Exercise directions — Can you retype every record below exactly as written?

Task material —
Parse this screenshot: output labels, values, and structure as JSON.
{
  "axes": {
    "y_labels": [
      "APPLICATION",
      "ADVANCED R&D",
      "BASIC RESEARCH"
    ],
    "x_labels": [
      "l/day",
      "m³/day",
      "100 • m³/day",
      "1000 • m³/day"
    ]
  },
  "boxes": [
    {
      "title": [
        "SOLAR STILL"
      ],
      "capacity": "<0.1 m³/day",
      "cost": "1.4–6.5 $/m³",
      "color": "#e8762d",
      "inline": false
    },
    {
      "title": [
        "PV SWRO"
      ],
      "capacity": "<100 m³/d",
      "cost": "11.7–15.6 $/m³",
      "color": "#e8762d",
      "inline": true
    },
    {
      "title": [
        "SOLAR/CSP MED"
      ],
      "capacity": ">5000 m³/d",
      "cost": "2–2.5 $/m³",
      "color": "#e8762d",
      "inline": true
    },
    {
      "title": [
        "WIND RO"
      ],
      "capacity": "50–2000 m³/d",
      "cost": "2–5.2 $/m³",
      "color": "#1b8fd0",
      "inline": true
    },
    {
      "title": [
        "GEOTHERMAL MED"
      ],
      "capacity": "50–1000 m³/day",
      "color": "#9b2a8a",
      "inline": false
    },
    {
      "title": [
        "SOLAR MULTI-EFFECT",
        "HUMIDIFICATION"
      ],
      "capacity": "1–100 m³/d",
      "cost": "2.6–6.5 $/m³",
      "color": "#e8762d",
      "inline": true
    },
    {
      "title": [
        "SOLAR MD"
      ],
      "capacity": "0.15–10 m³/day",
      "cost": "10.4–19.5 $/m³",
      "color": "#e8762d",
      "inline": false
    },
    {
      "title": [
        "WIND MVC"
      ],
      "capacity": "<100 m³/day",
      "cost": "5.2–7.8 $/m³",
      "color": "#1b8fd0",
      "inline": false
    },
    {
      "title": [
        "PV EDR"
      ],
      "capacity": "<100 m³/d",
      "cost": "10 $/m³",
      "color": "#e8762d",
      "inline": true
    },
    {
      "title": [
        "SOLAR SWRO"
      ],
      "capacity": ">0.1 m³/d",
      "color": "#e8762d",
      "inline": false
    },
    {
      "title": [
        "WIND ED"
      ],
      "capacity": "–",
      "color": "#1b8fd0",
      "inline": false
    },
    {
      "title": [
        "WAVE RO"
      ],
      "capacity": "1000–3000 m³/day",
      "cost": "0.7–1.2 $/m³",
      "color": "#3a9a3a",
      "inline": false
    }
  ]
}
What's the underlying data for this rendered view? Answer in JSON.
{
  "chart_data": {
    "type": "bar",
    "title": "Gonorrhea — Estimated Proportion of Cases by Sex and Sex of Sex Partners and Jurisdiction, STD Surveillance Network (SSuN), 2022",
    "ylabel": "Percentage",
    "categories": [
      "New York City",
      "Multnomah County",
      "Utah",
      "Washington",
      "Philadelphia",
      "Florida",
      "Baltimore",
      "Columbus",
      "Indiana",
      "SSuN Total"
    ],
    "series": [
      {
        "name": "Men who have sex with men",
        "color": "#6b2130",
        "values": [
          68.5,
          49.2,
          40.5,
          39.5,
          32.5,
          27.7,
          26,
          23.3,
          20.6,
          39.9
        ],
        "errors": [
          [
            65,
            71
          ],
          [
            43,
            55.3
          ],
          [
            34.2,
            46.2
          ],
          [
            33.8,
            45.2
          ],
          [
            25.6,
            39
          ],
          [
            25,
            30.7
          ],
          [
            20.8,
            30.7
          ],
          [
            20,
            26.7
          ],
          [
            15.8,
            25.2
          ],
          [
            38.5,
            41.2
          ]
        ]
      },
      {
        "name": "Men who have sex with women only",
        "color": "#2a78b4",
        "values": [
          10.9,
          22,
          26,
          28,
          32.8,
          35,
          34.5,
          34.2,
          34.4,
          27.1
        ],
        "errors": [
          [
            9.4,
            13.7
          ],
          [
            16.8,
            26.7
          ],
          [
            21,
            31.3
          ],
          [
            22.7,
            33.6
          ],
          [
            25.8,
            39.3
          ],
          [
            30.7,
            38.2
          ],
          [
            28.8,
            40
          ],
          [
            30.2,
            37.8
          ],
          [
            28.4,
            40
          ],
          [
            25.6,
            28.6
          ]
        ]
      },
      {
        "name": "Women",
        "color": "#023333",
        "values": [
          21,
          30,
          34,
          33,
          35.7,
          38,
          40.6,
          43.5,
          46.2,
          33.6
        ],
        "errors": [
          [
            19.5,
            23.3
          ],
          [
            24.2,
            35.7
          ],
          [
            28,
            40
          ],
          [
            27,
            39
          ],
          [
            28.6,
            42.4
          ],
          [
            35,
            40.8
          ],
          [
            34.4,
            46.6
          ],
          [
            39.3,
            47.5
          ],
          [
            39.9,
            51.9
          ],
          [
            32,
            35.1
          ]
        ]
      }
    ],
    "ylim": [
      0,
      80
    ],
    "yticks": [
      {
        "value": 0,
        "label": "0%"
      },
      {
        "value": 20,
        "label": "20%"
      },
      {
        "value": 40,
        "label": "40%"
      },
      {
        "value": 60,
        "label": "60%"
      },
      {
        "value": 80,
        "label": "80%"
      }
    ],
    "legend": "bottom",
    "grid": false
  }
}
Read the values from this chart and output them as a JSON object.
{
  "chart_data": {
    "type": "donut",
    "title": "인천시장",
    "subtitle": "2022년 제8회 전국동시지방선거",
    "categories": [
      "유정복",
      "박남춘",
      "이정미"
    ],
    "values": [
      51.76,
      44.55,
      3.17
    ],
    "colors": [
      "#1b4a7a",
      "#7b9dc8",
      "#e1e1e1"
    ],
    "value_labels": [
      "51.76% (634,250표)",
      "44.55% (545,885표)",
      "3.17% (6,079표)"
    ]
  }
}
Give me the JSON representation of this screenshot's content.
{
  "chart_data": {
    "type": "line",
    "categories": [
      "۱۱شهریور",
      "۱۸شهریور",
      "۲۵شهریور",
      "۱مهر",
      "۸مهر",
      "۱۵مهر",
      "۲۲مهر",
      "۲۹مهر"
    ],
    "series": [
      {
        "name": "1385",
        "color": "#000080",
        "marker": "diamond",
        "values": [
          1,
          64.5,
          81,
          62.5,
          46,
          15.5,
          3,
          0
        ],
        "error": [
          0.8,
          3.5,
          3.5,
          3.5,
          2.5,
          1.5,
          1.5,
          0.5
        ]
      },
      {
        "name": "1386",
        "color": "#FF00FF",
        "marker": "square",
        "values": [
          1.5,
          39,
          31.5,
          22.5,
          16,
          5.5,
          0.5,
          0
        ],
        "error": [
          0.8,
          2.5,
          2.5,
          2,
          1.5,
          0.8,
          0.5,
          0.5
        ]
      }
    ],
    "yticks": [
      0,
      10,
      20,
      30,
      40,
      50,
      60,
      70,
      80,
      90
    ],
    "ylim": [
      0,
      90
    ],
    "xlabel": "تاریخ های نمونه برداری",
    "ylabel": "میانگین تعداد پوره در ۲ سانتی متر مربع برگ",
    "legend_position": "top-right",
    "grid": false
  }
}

Reply to the exercise —
Parse this screenshot: output labels, values, and structure as JSON.
{
  "axes": {
    "y_labels": [
      "APPLICATION",
      "ADVANCED R&D",
      "BASIC RESEARCH"
    ],
    "x_labels": [
      "l/day",
      "m³/day",
      "100 • m³/day",
      "1000 • m³/day"
    ]
  },
  "boxes": [
    {
      "title": [
        "SOLAR STILL"
      ],
      "capacity": "<0.1 m³/day",
      "cost": "1.4–6.5 $/m³",
      "color": "#e8762d",
      "inline": false
    },
    {
      "title": [
        "PV SWRO"
      ],
      "capacity": "<100 m³/d",
      "cost": "11.7–15.6 $/m³",
      "color": "#e8762d",
      "inline": true
    },
    {
      "title": [
        "SOLAR/CSP MED"
      ],
      "capacity": ">5000 m³/d",
      "cost": "2–2.5 $/m³",
      "color": "#e8762d",
      "inline": true
    },
    {
      "title": [
        "WIND RO"
      ],
      "capacity": "50–2000 m³/d",
      "cost": "2–5.2 $/m³",
      "color": "#1b8fd0",
      "inline": true
    },
    {
      "title": [
        "GEOTHERMAL MED"
      ],
      "capacity": "50–1000 m³/day",
      "color": "#9b2a8a",
      "inline": false
    },
    {
      "title": [
        "SOLAR MULTI-EFFECT",
        "HUMIDIFICATION"
      ],
      "capacity": "1–100 m³/d",
      "cost": "2.6–6.5 $/m³",
      "color": "#e8762d",
      "inline": true
    },
    {
      "title": [
        "SOLAR MD"
      ],
      "capacity": "0.15–10 m³/day",
      "cost": "10.4–19.5 $/m³",
      "color": "#e8762d",
      "inline": false
    },
    {
      "title": [
        "WIND MVC"
      ],
      "capacity": "<100 m³/day",
      "cost": "5.2–7.8 $/m³",
      "color": "#1b8fd0",
      "inline": false
    },
    {
      "title": [
        "PV EDR"
      ],
      "capacity": "<100 m³/d",
      "cost": "10 $/m³",
      "color": "#e8762d",
      "inline": true
    },
    {
      "title": [
        "SOLAR SWRO"
      ],
      "capacity": ">0.1 m³/d",
      "color": "#e8762d",
      "inline": false
    },
    {
      "title": [
        "WIND ED"
      ],
      "capacity": "–",
      "color": "#1b8fd0",
      "inline": false
    },
    {
      "title": [
        "WAVE RO"
      ],
      "capacity": "1000–3000 m³/day",
      "cost": "0.7–1.2 $/m³",
      "color": "#3a9a3a",
      "inline": false
    }
  ]
}
What's the underlying data for this rendered view? Answer in JSON.
{
  "chart_data": {
    "type": "bar",
    "title": "Gonorrhea — Estimated Proportion of Cases by Sex and Sex of Sex Partners and Jurisdiction, STD Surveillance Network (SSuN), 2022",
    "ylabel": "Percentage",
    "categories": [
      "New York City",
      "Multnomah County",
      "Utah",
      "Washington",
      "Philadelphia",
      "Florida",
      "Baltimore",
      "Columbus",
      "Indiana",
      "SSuN Total"
    ],
    "series": [
      {
        "name": "Men who have sex with men",
        "color": "#6b2130",
        "values": [
          68.5,
          49.2,
          40.5,
          39.5,
          32.5,
          27.7,
          26,
          23.3,
          20.6,
          39.9
        ],
        "errors": [
          [
            65,
            71
          ],
          [
            43,
            55.3
          ],
          [
            34.2,
            46.2
          ],
          [
            33.8,
            45.2
          ],
          [
            25.6,
            39
          ],
          [
            25,
            30.7
          ],
          [
            20.8,
            30.7
          ],
          [
            20,
            26.7
          ],
          [
            15.8,
            25.2
          ],
          [
            38.5,
            41.2
          ]
        ]
      },
      {
        "name": "Men who have sex with women only",
        "color": "#2a78b4",
        "values": [
          10.9,
          22,
          26,
          28,
          32.8,
          35,
          34.5,
          34.2,
          34.4,
          27.1
        ],
        "errors": [
          [
            9.4,
            13.7
          ],
          [
            16.8,
            26.7
          ],
          [
            21,
            31.3
          ],
          [
            22.7,
            33.6
          ],
          [
            25.8,
            39.3
          ],
          [
            30.7,
            38.2
          ],
          [
            28.8,
            40
          ],
          [
            30.2,
            37.8
          ],
          [
            28.4,
            40
          ],
          [
            25.6,
            28.6
          ]
        ]
      },
      {
        "name": "Women",
        "color": "#023333",
        "values": [
          21,
          30,
          34,
          33,
          35.7,
          38,
          40.6,
          43.5,
          46.2,
          33.6
        ],
        "errors": [
          [
            19.5,
            23.3
          ],
          [
            24.2,
            35.7
          ],
          [
            28,
            40
          ],
          [
            27,
            39
          ],
          [
            28.6,
            42.4
          ],
          [
            35,
            40.8
          ],
          [
            34.4,
            46.6
          ],
          [
            39.3,
            47.5
          ],
          [
            39.9,
            51.9
          ],
          [
            32,
            35.1
          ]
        ]
      }
    ],
    "ylim": [
      0,
      80
    ],
    "yticks": [
      {
        "value": 0,
        "label": "0%"
      },
      {
        "value": 20,
        "label": "20%"
      },
      {
        "value": 40,
        "label": "40%"
      },
      {
        "value": 60,
        "label": "60%"
      },
      {
        "value": 80,
        "label": "80%"
      }
    ],
    "legend": "bottom",
    "grid": false
  }
}
Read the values from this chart and output them as a JSON object.
{
  "chart_data": {
    "type": "donut",
    "title": "인천시장",
    "subtitle": "2022년 제8회 전국동시지방선거",
    "categories": [
      "유정복",
      "박남춘",
      "이정미"
    ],
    "values": [
      51.76,
      44.55,
      3.17
    ],
    "colors": [
      "#1b4a7a",
      "#7b9dc8",
      "#e1e1e1"
    ],
    "value_labels": [
      "51.76% (634,250표)",
      "44.55% (545,885표)",
      "3.17% (6,079표)"
    ]
  }
}
Give me the JSON representation of this screenshot's content.
{
  "chart_data": {
    "type": "line",
    "categories": [
      "۱۱شهریور",
      "۱۸شهریور",
      "۲۵شهریور",
      "۱مهر",
      "۸مهر",
      "۱۵مهر",
      "۲۲مهر",
      "۲۹مهر"
    ],
    "series": [
      {
        "name": "1385",
        "color": "#000080",
        "marker": "diamond",
        "values": [
          1,
          64.5,
          81,
          62.5,
          46,
          15.5,
          3,
          0
        ],
        "error": [
          0.8,
          3.5,
          3.5,
          3.5,
          2.5,
          1.5,
          1.5,
          0.5
        ]
      },
      {
        "name": "1386",
        "color": "#FF00FF",
        "marker": "square",
        "values": [
          1.5,
          39,
          31.5,
          22.5,
          16,
          5.5,
          0.5,
          0
        ],
        "error": [
          0.8,
          2.5,
          2.5,
          2,
          1.5,
          0.8,
          0.5,
          0.5
        ]
      }
    ],
    "yticks": [
      0,
      10,
      20,
      30,
      40,
      50,
      60,
      70,
      80,
      90
    ],
    "ylim": [
      0,
      90
    ],
    "xlabel": "تاریخ های نمونه برداری",
    "ylabel": "میانگین تعداد پوره در ۲ سانتی متر مربع برگ",
    "legend_position": "top-right",
    "grid": false
  }
}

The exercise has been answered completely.